» **SET TASK**: Output every line of the records as a Markdown table with the columns Row and Entry, giving each line its row number and skipping blank lines.

[Layout element entries]
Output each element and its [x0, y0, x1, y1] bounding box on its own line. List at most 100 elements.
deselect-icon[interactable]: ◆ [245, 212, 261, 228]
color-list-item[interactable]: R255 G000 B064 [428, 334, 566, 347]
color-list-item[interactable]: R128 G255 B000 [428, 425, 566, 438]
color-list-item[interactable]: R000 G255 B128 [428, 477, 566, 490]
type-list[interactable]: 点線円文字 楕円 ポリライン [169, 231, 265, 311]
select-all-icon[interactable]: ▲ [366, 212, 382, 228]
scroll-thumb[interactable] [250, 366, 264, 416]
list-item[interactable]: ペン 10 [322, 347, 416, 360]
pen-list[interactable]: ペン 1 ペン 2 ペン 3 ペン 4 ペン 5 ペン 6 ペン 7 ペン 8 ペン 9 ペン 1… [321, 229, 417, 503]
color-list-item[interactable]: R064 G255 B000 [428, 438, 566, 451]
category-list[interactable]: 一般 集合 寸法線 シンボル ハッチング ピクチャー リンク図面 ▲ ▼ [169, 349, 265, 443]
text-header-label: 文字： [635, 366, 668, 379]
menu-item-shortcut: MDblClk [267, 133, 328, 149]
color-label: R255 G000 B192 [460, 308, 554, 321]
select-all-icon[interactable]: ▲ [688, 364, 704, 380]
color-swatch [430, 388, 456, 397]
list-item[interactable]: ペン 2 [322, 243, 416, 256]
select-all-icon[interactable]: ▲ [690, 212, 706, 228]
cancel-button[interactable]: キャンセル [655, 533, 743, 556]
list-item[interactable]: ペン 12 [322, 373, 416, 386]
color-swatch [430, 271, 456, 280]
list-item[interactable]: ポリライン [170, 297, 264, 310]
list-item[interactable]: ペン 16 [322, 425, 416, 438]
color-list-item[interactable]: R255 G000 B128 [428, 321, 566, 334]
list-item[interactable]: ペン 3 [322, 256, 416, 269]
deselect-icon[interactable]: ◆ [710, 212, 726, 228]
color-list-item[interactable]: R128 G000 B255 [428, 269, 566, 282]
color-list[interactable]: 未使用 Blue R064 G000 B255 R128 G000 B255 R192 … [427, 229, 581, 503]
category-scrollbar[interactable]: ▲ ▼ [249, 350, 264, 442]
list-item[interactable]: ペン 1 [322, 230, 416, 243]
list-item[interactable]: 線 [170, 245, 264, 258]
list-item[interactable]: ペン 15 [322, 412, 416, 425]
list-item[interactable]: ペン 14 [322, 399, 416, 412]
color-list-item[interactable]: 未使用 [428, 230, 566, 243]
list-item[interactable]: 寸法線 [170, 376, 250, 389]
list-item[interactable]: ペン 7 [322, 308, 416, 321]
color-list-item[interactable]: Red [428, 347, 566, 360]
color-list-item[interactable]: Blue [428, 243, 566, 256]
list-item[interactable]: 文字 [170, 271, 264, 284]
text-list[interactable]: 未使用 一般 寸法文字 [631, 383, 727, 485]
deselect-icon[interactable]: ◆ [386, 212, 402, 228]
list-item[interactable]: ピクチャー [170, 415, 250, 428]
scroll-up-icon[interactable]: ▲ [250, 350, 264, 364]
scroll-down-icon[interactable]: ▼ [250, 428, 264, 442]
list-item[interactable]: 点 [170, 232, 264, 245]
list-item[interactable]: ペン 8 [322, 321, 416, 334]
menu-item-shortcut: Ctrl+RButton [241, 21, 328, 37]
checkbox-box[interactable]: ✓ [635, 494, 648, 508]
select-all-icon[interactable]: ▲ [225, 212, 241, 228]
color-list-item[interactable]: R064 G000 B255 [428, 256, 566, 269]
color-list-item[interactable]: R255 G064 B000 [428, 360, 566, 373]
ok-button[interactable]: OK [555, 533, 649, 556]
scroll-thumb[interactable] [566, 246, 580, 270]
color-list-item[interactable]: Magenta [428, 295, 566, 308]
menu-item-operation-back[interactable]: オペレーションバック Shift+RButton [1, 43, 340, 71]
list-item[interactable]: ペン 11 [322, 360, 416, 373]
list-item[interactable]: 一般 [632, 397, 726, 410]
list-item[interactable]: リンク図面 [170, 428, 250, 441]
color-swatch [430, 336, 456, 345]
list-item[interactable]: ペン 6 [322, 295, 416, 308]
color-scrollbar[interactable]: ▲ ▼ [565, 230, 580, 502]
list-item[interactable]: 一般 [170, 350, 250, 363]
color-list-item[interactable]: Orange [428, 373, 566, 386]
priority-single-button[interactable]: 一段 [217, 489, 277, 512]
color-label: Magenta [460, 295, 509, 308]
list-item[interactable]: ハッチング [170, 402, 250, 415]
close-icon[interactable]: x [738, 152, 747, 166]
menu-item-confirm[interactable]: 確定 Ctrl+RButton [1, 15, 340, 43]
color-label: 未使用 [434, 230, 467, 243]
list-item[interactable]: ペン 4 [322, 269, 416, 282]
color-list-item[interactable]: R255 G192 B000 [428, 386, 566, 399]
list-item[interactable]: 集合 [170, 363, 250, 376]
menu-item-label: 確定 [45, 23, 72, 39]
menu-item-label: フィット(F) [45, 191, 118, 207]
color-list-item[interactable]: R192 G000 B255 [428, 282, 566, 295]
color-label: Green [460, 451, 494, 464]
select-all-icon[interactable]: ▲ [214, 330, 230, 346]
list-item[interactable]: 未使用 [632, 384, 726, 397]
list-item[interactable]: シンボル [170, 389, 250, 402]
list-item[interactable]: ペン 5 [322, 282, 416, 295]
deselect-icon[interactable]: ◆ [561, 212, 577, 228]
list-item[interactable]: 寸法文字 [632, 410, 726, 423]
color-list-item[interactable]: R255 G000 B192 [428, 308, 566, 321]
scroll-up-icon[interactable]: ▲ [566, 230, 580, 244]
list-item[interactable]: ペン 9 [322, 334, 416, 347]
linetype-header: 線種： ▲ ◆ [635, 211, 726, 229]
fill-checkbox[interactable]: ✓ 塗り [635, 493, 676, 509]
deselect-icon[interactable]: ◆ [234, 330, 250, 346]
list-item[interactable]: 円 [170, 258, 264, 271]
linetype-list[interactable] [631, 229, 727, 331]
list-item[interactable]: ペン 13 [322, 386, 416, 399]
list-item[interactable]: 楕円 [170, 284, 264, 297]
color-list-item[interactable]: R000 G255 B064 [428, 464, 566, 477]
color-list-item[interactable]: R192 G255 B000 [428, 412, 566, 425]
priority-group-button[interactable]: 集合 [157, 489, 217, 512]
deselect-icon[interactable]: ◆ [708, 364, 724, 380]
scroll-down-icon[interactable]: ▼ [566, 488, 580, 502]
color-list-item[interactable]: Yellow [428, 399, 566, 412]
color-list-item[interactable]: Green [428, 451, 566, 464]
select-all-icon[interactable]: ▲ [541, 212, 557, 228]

» **ANSWER TO THIS PROBLEM**:
| Row | Entry |
|---|---|
| 1 | Output each element and its [x0, y0, x1, y1] bounding box on its own line. List at most 100 elements. |
| 2 | deselect-icon[interactable]: ◆ [245, 212, 261, 228] |
| 3 | color-list-item[interactable]: R255 G000 B064 [428, 334, 566, 347] |
| 4 | color-list-item[interactable]: R128 G255 B000 [428, 425, 566, 438] |
| 5 | color-list-item[interactable]: R000 G255 B128 [428, 477, 566, 490] |
| 6 | type-list[interactable]: 点線円文字 楕円 ポリライン [169, 231, 265, 311] |
| 7 | select-all-icon[interactable]: ▲ [366, 212, 382, 228] |
| 8 | scroll-thumb[interactable] [250, 366, 264, 416] |
| 9 | list-item[interactable]: ペン 10 [322, 347, 416, 360] |
| 10 | pen-list[interactable]: ペン 1 ペン 2 ペン 3 ペン 4 ペン 5 ペン 6 ペン 7 ペン 8 ペン 9 ペン 1… [321, 229, 417, 503] |
| 11 | color-list-item[interactable]: R064 G255 B000 [428, 438, 566, 451] |
| 12 | category-list[interactable]: 一般 集合 寸法線 シンボル ハッチング ピクチャー リンク図面 ▲ ▼ [169, 349, 265, 443] |
| 13 | text-header-label: 文字： [635, 366, 668, 379] |
| 14 | menu-item-shortcut: MDblClk [267, 133, 328, 149] |
| 15 | color-label: R255 G000 B192 [460, 308, 554, 321] |
| 16 | select-all-icon[interactable]: ▲ [688, 364, 704, 380] |
| 17 | color-swatch [430, 388, 456, 397] |
| 18 | list-item[interactable]: ペン 2 [322, 243, 416, 256] |
| 19 | select-all-icon[interactable]: ▲ [690, 212, 706, 228] |
| 20 | cancel-button[interactable]: キャンセル [655, 533, 743, 556] |
| 21 | list-item[interactable]: ペン 12 [322, 373, 416, 386] |
| 22 | color-swatch [430, 271, 456, 280] |
| 23 | list-item[interactable]: ポリライン [170, 297, 264, 310] |
| 24 | list-item[interactable]: ペン 16 [322, 425, 416, 438] |
| 25 | color-list-item[interactable]: R255 G000 B128 [428, 321, 566, 334] |
| 26 | list-item[interactable]: ペン 3 [322, 256, 416, 269] |
| 27 | deselect-icon[interactable]: ◆ [710, 212, 726, 228] |
| 28 | color-list-item[interactable]: R128 G000 B255 [428, 269, 566, 282] |
| 29 | color-list[interactable]: 未使用 Blue R064 G000 B255 R128 G000 B255 R192 … [427, 229, 581, 503] |
| 30 | category-scrollbar[interactable]: ▲ ▼ [249, 350, 264, 442] |
| 31 | list-item[interactable]: ペン 1 [322, 230, 416, 243] |
| 32 | list-item[interactable]: 線 [170, 245, 264, 258] |
| 33 | list-item[interactable]: ペン 15 [322, 412, 416, 425] |
| 34 | list-item[interactable]: ペン 14 [322, 399, 416, 412] |
| 35 | color-list-item[interactable]: 未使用 [428, 230, 566, 243] |
| 36 | list-item[interactable]: 寸法線 [170, 376, 250, 389] |
| 37 | list-item[interactable]: ペン 7 [322, 308, 416, 321] |
| 38 | color-list-item[interactable]: Red [428, 347, 566, 360] |
| 39 | color-list-item[interactable]: Blue [428, 243, 566, 256] |
| 40 | list-item[interactable]: 文字 [170, 271, 264, 284] |
| 41 | text-list[interactable]: 未使用 一般 寸法文字 [631, 383, 727, 485] |
| 42 | deselect-icon[interactable]: ◆ [386, 212, 402, 228] |
| 43 | list-item[interactable]: ピクチャー [170, 415, 250, 428] |
| 44 | scroll-up-icon[interactable]: ▲ [250, 350, 264, 364] |
| 45 | scroll-down-icon[interactable]: ▼ [250, 428, 264, 442] |
| 46 | list-item[interactable]: 点 [170, 232, 264, 245] |
| 47 | list-item[interactable]: ペン 8 [322, 321, 416, 334] |
| 48 | menu-item-shortcut: Ctrl+RButton [241, 21, 328, 37] |
| 49 | checkbox-box[interactable]: ✓ [635, 494, 648, 508] |
| 50 | select-all-icon[interactable]: ▲ [225, 212, 241, 228] |
| 51 | color-list-item[interactable]: R064 G000 B255 [428, 256, 566, 269] |
| 52 | color-list-item[interactable]: R255 G064 B000 [428, 360, 566, 373] |
| 53 | ok-button[interactable]: OK [555, 533, 649, 556] |
| 54 | scroll-thumb[interactable] [566, 246, 580, 270] |
| 55 | color-list-item[interactable]: Magenta [428, 295, 566, 308] |
| 56 | menu-item-operation-back[interactable]: オペレーションバック Shift+RButton [1, 43, 340, 71] |
| 57 | list-item[interactable]: ペン 11 [322, 360, 416, 373] |
| 58 | list-item[interactable]: 一般 [632, 397, 726, 410] |
| 59 | list-item[interactable]: リンク図面 [170, 428, 250, 441] |
| 60 | color-swatch [430, 336, 456, 345] |
| 61 | list-item[interactable]: ペン 6 [322, 295, 416, 308] |
| 62 | color-scrollbar[interactable]: ▲ ▼ [565, 230, 580, 502] |
| 63 | list-item[interactable]: 一般 [170, 350, 250, 363] |
| 64 | color-list-item[interactable]: Orange [428, 373, 566, 386] |
| 65 | priority-single-button[interactable]: 一段 [217, 489, 277, 512] |
| 66 | color-label: Magenta [460, 295, 509, 308] |
| 67 | list-item[interactable]: ハッチング [170, 402, 250, 415] |
| 68 | close-icon[interactable]: x [738, 152, 747, 166] |
| 69 | menu-item-confirm[interactable]: 確定 Ctrl+RButton [1, 15, 340, 43] |
| 70 | color-label: 未使用 [434, 230, 467, 243] |
| 71 | list-item[interactable]: ペン 4 [322, 269, 416, 282] |
| 72 | color-list-item[interactable]: R255 G192 B000 [428, 386, 566, 399] |
| 73 | list-item[interactable]: 集合 [170, 363, 250, 376] |
| 74 | menu-item-label: 確定 [45, 23, 72, 39] |
| 75 | menu-item-label: フィット(F) [45, 191, 118, 207] |
| 76 | color-list-item[interactable]: R192 G000 B255 [428, 282, 566, 295] |
| 77 | color-label: Green [460, 451, 494, 464] |
| 78 | select-all-icon[interactable]: ▲ [214, 330, 230, 346] |
| 79 | list-item[interactable]: 未使用 [632, 384, 726, 397] |
| 80 | list-item[interactable]: シンボル [170, 389, 250, 402] |
| 81 | list-item[interactable]: ペン 5 [322, 282, 416, 295] |
| 82 | deselect-icon[interactable]: ◆ [561, 212, 577, 228] |
| 83 | list-item[interactable]: 寸法文字 [632, 410, 726, 423] |
| 84 | color-list-item[interactable]: R255 G000 B192 [428, 308, 566, 321] |
| 85 | scroll-up-icon[interactable]: ▲ [566, 230, 580, 244] |
| 86 | list-item[interactable]: ペン 9 [322, 334, 416, 347] |
| 87 | linetype-header: 線種： ▲ ◆ [635, 211, 726, 229] |
| 88 | fill-checkbox[interactable]: ✓ 塗り [635, 493, 676, 509] |
| 89 | deselect-icon[interactable]: ◆ [234, 330, 250, 346] |
| 90 | list-item[interactable]: 円 [170, 258, 264, 271] |
| 91 | linetype-list[interactable] [631, 229, 727, 331] |
| 92 | list-item[interactable]: ペン 13 [322, 386, 416, 399] |
| 93 | list-item[interactable]: 楕円 [170, 284, 264, 297] |
| 94 | color-list-item[interactable]: R000 G255 B064 [428, 464, 566, 477] |
| 95 | color-list-item[interactable]: R192 G255 B000 [428, 412, 566, 425] |
| 96 | priority-group-button[interactable]: 集合 [157, 489, 217, 512] |
| 97 | deselect-icon[interactable]: ◆ [708, 364, 724, 380] |
| 98 | scroll-down-icon[interactable]: ▼ [566, 488, 580, 502] |
| 99 | color-list-item[interactable]: Yellow [428, 399, 566, 412] |
| 100 | color-list-item[interactable]: Green [428, 451, 566, 464] |
| 101 | select-all-icon[interactable]: ▲ [541, 212, 557, 228] |